## [Given passage]
+--

Ongoing ‘review’ forces Pentagon official to pull out of SC pit production briefing

A Pentagon official backed out of a plutonium pit production briefing in Columbia this week because the Biden administration is “engaged in a full review of the program,” according to Rick Lee, the chairman of the S.C. Governor’s Nuclear Advisory Council.

By:  | postandcourier.com

Rick Lee, the chairman of the S.C. Governor’s Nuclear Advisory Council, pictured here during a meeting in 2018. The council met in Columbia on Monday. (Colin Demarest/Staff)
Deputy Assistant Secretary of Defense for Nuclear Matters Drew Walter was scheduled to make a presentation about pit production – the crafting of nuclear weapon cores, potentially in both South Carolina and New Mexico – “and why the Department of Defense feels it’s imperative that we get underway with the program,” Lee said.
But until the new administration settles on “what they want to do moving forward,” the chairman continued, Walter “would not be available for that kind of gathering.”
Exactly what the purported review covers or drills down on is unclear. A big question, Savannah River Site Watch Director Tom Clements suggested Wednesday, “is if there is any kind of formal review of pits and overall nuclear weapons modernization at DOE and DOD.”

Lee’s remarks, made at an hours-long meeting of the Nuclear Advisory Council on Monday, are in line with comments made earlier this year by Defense Secretary Lloyd Austin and his deputy, Kathleen Hicks. Some analysts and observers have predicted greater pit production scrutiny under Biden.

+--

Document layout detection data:
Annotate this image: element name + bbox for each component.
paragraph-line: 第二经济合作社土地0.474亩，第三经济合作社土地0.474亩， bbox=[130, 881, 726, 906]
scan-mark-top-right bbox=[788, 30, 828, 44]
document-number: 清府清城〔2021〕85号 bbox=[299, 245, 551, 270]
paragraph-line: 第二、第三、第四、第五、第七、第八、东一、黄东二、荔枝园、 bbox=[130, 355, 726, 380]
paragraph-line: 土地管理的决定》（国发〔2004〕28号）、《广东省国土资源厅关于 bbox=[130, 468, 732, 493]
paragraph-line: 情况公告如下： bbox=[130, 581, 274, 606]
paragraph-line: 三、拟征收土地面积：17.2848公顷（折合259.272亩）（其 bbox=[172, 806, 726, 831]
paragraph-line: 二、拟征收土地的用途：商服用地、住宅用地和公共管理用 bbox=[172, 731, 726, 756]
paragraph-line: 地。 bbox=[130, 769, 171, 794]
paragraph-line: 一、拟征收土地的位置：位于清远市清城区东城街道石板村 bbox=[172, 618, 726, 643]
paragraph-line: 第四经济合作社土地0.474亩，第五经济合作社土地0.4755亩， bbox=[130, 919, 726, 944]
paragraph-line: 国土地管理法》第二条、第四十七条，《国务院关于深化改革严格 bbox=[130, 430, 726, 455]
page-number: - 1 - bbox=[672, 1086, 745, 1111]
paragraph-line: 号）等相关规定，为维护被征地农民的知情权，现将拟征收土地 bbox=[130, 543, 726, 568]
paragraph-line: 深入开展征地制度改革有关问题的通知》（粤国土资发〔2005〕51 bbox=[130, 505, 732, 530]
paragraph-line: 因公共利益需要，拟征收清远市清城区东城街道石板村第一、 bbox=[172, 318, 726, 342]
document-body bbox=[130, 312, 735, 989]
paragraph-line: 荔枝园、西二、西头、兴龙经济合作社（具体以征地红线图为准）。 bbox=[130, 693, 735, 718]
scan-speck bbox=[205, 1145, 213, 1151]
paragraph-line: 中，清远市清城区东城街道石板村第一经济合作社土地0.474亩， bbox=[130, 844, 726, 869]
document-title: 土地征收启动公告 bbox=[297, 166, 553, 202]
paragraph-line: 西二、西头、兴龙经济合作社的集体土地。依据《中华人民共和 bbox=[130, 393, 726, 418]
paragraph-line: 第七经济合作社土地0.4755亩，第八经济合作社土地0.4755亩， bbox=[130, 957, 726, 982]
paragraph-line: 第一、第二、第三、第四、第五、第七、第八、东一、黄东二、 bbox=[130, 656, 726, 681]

+--

## [Task description]
Reproduce the passage of the article on the Pentagon pit production briefing from "Ongoing ‘review’ forces" to "Monday. (Colin Demarest/Staff)", swapping "Columbia" for "Charleston" wherever it occurs.

## [Output of the exercise]
Ongoing ‘review’ forces Pentagon official to pull out of SC pit production briefing

A Pentagon official backed out of a plutonium pit production briefing in Charleston this week because the Biden administration is “engaged in a full review of the program,” according to Rick Lee, the chairman of the S.C. Governor’s Nuclear Advisory Council.

By:  | postandcourier.com

Rick Lee, the chairman of the S.C. Governor’s Nuclear Advisory Council, pictured here during a meeting in 2018. The council met in Charleston on Monday. (Colin Demarest/Staff)